DIRECTION
Answer these questions about the article on the future of one-day cricket:
1. Which one-day international does the writer name as probably the best of the few he remembers?
2. What two faults of the 50-over game does the writer say the Twenty20 format eliminates?
3. What should replace all existing ODI fixtures and events, according to the writer's proposal?

TEXT PROVIDED

Bat to the Future (or Here One-Day, Gone the Next)

by Andrew Gigacz

Cricket’s big issue of 2010 is the future of the one-day international. Whatever your preferred medium of cricket coverage, chances are the undercurrent flowing beneath it will be the debate about how the Twenty20 form of the game will shape the landscape of the sport over the next decade or two. And what place, if any, there will be for the game’s 50 over version.

As a fan of what many call the purest form of the game, Test cricket, I can’t say that I’ll be lamenting the demise of the one-day international (ODI), if indeed that is its destiny. That’s not to say that the ODI hasn’t served a purpose over the past thirty-odd years. Far from it. Financially, cricket today would’ve been a basket case without the introduction of ODI’s. They have served to provide a strong fiscal base upon which Test cricket has been able to build. And the fielding skills that we see today are far superior of those of the pre-WSC era. One-day cricket can be thanked for that.

But if I was asked to remember a specific ODI played even a year or two ago, I would struggle greatly. I have many special memories of moments, days and entire matches of Test cricket. In the ODI world, I can think of only a few. (Michael Bevan taking Australia from 6/33 to a last ball victory against the Windies is probably the best of those few.) Like a fast-food dinner, they’re a quick fix. I can remember some great restaurant meals from my past but I couldn’t tell you when and where I ate my best Big Mac.

In terms of the quick fix, ODI’s have been usurped. The Twenty20 format is so popular that domestic matches are drawing larger crowds than international ODIs. Twenty20 matches have most of the flaws of ODIs in my mind. While providing the odd magic moment, they can reduce what would be seen as something special in a Test – a couple of sixes, a double-wicket over or a whirlwind innings – to something almost mundane.

But the Twenty20 format does eliminate a couple of the critical faults that have dogged the 50-over game. Firstly, it removes the mid-innings “dead-spot”, where the batting side cruises to ensure it doesn’t lose too many wickets before it can make a big assault at the innings climax. And secondly, the Twenty20 game is over and done in a couple of hours, meaning families and individuals don’t have to sacrifice an entire day of their social calendar. It also means a far smaller chance of alcohol-fuelled crowd behaviour problems.

If cricket’s powers-that-be can recognize this, then they should be strong enough to make a radical decision sooner rather than later: remove the ODI format of the game and replace all existing ODI fixtures and events with Twenty20 games.

Don’t dither, just do it.

Immediate benefits will be there for all. The ICC and boards of the cricketing countries will have an immediate solution to the problem of the ever more crowded cricketing calendar. The players themselves will be afforded a far greater chance of enjoying proper physical recovery between matches and tournaments. With ODIs removed, there will also be less occurrences of players have to choose between representing their country and maximizing their earnings.

And fans of Twenty20 will get to see more of it. Even us traditionalists might be able to reap the benefit of the change via the luxury of longer, more meaningful Test series, where visiting sides have enough pre-series preparation time. An extra tour match for both Pakistan in the West Indies this summer would almost certainly have given us two more evenly-matched test series-openers.

DATA EXCERPTS
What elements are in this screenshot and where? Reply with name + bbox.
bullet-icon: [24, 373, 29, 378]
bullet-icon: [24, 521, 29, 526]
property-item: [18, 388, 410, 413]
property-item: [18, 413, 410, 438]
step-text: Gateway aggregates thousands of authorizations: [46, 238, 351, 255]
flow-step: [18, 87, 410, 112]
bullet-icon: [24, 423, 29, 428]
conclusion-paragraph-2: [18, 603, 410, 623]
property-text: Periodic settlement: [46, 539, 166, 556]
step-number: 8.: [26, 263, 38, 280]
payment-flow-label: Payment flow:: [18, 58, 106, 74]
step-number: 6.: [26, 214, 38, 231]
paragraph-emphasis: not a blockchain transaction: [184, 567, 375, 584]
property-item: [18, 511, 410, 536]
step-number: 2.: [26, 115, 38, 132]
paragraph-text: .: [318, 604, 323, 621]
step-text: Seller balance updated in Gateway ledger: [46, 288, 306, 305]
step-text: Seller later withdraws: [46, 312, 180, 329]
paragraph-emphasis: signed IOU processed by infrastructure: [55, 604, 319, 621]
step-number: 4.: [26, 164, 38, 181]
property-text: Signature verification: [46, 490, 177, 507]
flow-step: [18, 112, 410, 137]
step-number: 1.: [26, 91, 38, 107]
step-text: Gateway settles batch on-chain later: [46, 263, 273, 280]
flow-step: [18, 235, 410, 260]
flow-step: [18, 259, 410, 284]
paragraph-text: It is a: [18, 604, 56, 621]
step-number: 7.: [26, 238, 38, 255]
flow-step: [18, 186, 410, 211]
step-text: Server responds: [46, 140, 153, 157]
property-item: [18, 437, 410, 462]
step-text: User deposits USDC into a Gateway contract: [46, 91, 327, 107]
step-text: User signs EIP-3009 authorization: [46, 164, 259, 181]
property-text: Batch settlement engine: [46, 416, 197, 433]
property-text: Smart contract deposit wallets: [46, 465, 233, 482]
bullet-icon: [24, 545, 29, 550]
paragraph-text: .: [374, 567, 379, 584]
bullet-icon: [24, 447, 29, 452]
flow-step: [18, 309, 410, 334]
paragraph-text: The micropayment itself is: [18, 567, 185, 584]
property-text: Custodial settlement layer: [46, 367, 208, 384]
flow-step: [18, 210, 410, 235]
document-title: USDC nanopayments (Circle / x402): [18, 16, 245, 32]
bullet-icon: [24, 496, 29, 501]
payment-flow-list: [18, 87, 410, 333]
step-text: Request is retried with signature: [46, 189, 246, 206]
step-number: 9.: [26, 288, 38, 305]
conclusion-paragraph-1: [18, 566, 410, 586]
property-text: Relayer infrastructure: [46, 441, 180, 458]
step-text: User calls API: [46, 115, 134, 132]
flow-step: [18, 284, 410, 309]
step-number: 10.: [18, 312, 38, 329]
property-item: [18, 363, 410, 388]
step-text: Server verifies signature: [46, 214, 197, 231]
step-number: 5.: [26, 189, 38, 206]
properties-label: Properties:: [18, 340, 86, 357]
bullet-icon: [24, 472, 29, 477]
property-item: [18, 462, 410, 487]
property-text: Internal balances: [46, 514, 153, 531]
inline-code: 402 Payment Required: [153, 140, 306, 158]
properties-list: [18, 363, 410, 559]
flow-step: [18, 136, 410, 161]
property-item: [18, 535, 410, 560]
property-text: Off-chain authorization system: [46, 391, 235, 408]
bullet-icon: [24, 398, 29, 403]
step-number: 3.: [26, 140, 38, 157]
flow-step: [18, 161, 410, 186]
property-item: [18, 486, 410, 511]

SOLUTION BELOW
1. The match in which Michael Bevan took Australia from 6/33 to a last-ball victory against the Windies.
2. It removes the mid-innings "dead-spot," where the batting side cruises to avoid losing too many wickets before a big assault at the innings climax. It is also over in a couple of hours, so families and individuals don't have to give up an entire day.
3. Twenty20 games.